====== PROVIDED DATA ======

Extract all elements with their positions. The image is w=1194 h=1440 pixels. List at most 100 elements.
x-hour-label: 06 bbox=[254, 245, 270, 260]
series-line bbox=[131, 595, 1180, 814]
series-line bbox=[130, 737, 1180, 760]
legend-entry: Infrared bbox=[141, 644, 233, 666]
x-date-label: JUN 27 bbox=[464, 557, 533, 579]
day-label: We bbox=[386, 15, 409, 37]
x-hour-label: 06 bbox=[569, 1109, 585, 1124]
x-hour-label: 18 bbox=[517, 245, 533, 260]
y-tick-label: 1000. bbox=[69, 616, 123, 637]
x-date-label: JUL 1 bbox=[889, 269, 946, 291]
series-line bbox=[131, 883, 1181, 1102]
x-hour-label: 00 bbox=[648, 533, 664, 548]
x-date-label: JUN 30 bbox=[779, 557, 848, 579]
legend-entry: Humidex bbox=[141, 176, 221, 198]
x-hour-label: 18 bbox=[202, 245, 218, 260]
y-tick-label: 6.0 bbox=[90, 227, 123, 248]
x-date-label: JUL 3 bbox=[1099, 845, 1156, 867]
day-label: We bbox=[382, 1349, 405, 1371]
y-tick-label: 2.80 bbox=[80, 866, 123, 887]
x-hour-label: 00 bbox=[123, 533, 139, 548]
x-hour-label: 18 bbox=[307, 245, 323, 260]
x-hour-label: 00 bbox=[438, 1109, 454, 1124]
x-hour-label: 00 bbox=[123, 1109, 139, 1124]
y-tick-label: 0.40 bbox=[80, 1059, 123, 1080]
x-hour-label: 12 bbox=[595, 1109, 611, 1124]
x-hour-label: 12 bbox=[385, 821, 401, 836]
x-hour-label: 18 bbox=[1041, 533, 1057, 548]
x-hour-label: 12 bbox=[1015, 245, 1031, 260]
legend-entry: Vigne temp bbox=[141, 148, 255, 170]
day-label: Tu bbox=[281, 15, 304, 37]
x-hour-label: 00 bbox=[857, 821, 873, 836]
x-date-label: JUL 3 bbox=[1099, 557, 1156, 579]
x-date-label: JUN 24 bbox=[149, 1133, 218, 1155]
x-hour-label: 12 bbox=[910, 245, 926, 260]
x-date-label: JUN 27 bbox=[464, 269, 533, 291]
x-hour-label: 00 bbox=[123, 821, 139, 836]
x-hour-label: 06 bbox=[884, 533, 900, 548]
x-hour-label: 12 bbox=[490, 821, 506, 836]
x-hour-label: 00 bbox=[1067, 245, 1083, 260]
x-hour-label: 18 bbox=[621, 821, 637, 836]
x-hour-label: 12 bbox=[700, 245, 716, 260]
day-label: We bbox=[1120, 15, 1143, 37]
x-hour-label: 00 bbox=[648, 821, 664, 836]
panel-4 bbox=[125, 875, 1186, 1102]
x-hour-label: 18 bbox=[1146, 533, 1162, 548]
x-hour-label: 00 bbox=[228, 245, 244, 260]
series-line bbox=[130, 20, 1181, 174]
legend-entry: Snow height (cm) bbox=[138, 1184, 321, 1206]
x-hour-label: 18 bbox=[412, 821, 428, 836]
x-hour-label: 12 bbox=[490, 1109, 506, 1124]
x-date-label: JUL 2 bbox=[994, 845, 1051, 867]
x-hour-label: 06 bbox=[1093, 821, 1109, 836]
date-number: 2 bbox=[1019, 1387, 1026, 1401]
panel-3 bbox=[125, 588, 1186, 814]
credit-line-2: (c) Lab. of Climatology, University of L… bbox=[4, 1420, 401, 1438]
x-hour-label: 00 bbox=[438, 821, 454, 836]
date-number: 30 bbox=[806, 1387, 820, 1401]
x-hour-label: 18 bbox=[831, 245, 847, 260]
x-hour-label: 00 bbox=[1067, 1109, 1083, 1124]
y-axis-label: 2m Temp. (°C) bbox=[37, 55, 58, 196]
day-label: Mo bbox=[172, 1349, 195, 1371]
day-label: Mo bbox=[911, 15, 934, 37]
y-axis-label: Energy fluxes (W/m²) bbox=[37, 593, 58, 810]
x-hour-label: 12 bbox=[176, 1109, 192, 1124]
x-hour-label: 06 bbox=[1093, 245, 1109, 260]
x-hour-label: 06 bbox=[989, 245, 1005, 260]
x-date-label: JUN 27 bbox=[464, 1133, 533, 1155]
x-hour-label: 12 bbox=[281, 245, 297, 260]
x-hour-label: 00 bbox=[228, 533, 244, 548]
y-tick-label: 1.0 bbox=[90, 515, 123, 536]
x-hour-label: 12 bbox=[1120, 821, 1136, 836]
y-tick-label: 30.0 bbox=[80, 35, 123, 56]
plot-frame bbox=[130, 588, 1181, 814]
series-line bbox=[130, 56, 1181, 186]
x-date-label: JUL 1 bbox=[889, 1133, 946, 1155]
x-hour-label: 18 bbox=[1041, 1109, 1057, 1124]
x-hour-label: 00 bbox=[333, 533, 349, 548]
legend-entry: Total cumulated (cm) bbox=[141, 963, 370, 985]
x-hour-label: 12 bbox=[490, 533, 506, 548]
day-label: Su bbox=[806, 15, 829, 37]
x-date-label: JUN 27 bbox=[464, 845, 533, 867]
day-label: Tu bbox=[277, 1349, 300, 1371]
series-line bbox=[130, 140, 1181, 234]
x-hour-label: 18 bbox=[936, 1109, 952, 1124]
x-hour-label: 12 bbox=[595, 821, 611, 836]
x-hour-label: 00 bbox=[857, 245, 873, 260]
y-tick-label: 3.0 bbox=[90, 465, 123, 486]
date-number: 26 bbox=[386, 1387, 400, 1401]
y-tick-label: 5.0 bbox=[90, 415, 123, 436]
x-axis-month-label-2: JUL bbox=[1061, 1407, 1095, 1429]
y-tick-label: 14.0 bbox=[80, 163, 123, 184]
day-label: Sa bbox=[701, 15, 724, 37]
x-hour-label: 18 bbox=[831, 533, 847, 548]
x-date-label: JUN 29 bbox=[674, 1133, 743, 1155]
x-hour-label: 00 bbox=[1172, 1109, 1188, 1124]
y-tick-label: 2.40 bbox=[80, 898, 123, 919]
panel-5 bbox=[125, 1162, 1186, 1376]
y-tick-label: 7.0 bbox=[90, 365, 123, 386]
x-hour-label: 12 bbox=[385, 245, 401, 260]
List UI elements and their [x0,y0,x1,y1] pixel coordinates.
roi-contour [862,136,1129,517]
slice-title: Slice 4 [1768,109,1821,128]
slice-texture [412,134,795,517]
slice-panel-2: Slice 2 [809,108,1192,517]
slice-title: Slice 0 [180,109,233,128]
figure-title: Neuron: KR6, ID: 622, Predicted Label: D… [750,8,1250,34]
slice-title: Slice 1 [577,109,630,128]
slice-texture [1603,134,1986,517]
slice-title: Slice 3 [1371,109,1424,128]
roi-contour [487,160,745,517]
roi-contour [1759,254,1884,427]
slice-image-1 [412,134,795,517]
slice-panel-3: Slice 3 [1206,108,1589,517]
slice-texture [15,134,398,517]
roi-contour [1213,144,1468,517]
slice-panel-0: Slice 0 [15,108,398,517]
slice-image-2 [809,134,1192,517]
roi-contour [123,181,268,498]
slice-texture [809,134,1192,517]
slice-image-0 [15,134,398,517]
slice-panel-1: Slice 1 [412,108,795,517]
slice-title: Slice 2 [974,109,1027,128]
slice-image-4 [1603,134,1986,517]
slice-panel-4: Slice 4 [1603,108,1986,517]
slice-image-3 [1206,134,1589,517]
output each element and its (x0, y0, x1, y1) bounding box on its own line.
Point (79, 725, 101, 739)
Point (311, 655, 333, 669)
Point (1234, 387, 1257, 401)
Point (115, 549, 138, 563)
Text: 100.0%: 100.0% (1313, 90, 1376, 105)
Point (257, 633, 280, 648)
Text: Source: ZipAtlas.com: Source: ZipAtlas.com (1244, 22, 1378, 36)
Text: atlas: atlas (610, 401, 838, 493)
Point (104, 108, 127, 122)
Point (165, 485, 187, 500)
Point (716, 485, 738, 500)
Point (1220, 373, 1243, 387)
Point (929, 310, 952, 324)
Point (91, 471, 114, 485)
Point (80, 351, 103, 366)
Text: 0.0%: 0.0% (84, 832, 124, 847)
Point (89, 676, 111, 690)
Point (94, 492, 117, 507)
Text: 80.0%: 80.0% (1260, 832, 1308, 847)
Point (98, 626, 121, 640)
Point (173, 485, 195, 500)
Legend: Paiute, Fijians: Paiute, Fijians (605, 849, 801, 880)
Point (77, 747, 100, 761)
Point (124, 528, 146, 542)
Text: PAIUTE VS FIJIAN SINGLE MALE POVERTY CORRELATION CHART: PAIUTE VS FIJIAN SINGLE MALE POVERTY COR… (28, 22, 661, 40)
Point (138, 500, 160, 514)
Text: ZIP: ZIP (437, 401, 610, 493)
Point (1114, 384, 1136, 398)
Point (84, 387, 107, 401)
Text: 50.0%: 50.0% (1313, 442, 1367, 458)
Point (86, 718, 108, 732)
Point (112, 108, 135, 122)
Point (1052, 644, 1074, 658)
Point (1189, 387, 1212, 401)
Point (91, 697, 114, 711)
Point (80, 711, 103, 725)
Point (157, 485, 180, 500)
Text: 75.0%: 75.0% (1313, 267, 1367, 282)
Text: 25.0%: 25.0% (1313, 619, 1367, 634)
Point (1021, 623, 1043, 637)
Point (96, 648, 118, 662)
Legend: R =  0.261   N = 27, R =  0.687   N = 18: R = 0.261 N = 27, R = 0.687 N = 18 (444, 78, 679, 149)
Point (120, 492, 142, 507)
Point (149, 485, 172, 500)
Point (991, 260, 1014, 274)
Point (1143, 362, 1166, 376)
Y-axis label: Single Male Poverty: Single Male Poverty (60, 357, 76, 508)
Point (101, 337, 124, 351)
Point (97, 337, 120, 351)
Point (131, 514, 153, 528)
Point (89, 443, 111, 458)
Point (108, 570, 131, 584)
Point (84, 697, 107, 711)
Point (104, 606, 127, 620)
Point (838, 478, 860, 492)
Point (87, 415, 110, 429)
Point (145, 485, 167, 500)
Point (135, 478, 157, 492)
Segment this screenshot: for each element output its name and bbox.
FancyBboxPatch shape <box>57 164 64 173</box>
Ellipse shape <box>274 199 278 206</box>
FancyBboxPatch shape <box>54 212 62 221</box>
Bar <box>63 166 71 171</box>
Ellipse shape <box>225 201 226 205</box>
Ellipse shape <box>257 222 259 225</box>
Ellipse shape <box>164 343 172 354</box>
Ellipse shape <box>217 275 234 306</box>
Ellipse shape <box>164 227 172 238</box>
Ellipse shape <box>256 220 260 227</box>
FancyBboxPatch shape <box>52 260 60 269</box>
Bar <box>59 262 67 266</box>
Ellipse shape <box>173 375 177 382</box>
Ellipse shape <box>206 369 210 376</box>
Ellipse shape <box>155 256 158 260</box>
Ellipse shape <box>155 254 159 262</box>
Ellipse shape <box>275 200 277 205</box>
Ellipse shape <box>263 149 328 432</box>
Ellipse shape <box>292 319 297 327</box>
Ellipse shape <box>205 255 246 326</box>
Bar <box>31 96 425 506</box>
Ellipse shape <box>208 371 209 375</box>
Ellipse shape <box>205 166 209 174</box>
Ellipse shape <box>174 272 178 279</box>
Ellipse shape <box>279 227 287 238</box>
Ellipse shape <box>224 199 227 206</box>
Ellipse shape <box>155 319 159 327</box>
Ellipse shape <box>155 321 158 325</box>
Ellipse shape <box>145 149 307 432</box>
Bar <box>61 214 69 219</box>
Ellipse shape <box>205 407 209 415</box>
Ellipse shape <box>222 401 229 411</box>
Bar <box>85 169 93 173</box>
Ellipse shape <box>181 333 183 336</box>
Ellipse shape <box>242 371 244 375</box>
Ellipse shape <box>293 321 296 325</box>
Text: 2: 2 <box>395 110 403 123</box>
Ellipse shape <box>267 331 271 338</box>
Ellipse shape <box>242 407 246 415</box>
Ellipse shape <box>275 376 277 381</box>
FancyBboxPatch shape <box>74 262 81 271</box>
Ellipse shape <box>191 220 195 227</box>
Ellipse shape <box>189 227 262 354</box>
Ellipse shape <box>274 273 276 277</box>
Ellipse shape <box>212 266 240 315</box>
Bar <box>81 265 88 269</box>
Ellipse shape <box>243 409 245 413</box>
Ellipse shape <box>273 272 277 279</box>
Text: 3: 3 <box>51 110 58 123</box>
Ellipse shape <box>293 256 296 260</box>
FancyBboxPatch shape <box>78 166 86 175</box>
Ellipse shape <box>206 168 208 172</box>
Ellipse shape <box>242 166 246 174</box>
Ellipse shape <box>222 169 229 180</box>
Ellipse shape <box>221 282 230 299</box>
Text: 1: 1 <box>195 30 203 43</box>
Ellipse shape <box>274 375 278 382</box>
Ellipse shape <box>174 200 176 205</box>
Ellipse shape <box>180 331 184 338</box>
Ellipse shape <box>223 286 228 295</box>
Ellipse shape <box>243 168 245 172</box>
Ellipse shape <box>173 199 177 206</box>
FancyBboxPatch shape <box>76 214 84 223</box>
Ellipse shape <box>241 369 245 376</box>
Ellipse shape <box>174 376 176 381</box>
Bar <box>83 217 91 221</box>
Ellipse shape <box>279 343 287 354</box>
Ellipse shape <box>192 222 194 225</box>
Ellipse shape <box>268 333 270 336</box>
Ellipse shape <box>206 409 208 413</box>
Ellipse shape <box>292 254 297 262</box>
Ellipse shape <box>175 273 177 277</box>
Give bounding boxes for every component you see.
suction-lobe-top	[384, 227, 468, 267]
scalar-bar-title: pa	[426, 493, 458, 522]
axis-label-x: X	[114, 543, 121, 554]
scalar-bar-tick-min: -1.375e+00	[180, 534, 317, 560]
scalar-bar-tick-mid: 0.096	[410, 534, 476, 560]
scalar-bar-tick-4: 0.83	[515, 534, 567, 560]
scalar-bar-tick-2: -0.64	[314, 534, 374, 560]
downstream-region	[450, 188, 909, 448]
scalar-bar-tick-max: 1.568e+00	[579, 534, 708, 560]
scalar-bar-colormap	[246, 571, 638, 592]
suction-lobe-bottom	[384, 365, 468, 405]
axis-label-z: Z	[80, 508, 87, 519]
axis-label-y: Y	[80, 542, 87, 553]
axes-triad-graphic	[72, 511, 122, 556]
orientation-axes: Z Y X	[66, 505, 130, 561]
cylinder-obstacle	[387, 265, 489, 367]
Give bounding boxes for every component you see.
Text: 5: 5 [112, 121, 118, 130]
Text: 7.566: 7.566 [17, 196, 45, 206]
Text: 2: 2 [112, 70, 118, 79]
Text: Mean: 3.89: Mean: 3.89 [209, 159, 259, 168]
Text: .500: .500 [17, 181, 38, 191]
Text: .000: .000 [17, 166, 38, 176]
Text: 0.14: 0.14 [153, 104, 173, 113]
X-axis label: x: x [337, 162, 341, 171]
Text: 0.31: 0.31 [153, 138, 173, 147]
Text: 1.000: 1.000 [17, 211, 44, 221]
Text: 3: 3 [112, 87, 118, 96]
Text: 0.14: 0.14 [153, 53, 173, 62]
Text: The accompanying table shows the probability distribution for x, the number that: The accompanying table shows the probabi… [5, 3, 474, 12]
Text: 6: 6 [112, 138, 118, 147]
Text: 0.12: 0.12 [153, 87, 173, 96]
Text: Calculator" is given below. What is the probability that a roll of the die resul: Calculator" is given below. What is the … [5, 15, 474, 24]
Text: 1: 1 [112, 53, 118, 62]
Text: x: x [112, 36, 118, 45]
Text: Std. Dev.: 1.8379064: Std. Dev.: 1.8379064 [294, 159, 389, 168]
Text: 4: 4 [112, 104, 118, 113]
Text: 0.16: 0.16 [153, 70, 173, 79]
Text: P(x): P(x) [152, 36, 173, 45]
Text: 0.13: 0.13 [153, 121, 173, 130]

======

TASK REQUIREMENTS — Rewrite the listing from its start through the line containing "x-date-label: JUL 1 bbox=[889, 269, 946, 291]" as a Markdown table with the columns Row and Entry, numbering each line and skipping any blank ones.

WRITTEN ANSWER —
| Row | Entry |
|---|---|
| 1 | Extract all elements with their positions. The image is w=1194 h=1440 pixels. List at most 100 elements. |
| 2 | x-hour-label: 06 bbox=[254, 245, 270, 260] |
| 3 | series-line bbox=[131, 595, 1180, 814] |
| 4 | series-line bbox=[130, 737, 1180, 760] |
| 5 | legend-entry: Infrared bbox=[141, 644, 233, 666] |
| 6 | x-date-label: JUN 27 bbox=[464, 557, 533, 579] |
| 7 | day-label: We bbox=[386, 15, 409, 37] |
| 8 | x-hour-label: 06 bbox=[569, 1109, 585, 1124] |
| 9 | x-hour-label: 18 bbox=[517, 245, 533, 260] |
| 10 | y-tick-label: 1000. bbox=[69, 616, 123, 637] |
| 11 | x-date-label: JUL 1 bbox=[889, 269, 946, 291] |